#### REQUIRED WORK:
Copy out all the lines in the records that include the word "entre".

#### RECORDS SUPPLIED:
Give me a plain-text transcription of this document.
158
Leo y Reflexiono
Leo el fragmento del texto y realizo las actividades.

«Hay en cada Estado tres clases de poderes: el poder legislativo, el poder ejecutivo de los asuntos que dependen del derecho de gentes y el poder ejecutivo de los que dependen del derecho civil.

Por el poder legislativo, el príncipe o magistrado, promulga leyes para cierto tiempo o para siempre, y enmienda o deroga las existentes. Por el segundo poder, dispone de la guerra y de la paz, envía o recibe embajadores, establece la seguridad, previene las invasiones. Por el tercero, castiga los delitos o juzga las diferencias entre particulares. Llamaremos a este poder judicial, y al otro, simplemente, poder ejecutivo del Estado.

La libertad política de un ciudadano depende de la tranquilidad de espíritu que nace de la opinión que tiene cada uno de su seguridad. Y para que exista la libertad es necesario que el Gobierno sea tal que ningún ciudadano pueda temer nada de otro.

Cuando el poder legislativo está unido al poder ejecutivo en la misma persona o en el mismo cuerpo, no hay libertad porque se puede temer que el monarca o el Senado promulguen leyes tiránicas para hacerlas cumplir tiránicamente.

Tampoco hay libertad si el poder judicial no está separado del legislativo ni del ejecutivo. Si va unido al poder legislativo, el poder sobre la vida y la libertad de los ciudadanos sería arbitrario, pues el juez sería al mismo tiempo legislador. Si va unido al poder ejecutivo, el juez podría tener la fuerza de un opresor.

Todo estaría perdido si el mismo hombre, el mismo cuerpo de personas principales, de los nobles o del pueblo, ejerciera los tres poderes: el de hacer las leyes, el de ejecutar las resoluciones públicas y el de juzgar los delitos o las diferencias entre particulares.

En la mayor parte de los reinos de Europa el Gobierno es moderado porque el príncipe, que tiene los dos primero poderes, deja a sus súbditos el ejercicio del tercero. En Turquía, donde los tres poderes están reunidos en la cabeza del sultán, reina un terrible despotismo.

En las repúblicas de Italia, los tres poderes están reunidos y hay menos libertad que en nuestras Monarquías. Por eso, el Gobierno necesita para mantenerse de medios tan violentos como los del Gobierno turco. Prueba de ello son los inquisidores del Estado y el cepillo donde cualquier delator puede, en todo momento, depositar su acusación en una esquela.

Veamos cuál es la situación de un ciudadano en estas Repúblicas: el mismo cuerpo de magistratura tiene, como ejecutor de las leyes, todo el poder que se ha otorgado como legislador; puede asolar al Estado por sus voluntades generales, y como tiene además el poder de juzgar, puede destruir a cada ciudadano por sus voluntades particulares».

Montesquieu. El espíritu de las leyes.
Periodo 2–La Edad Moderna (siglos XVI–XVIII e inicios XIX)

---

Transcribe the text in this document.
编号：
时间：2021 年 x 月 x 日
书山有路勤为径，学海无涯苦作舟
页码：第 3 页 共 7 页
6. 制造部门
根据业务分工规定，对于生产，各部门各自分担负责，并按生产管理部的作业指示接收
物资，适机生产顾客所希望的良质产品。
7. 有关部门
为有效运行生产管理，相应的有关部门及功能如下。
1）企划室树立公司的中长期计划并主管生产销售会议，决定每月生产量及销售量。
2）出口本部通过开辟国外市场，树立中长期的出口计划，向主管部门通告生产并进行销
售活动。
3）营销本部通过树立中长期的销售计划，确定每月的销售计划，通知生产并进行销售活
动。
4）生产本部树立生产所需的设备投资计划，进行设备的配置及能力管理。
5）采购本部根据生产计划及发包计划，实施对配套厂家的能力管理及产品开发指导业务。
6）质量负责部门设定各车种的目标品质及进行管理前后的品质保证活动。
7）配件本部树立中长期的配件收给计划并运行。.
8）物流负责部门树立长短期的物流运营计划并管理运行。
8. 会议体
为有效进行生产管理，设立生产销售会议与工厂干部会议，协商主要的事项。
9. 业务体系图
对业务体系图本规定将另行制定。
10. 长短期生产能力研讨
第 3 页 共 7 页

#### REPLY:
Por el poder legislativo, el príncipe o magistrado, promulga leyes para cierto tiempo o para siempre, y enmienda o deroga las existentes. Por el segundo poder, dispone de la guerra y de la paz, envía o recibe embajadores, establece la seguridad, previene las invasiones. Por el tercero, castiga los delitos o juzga las diferencias entre particulares. Llamaremos a este poder judicial, y al otro, simplemente, poder ejecutivo del Estado.
Todo estaría perdido si el mismo hombre, el mismo cuerpo de personas principales, de los nobles o del pueblo, ejerciera los tres poderes: el de hacer las leyes, el de ejecutar las resoluciones públicas y el de juzgar los delitos o las diferencias entre particulares.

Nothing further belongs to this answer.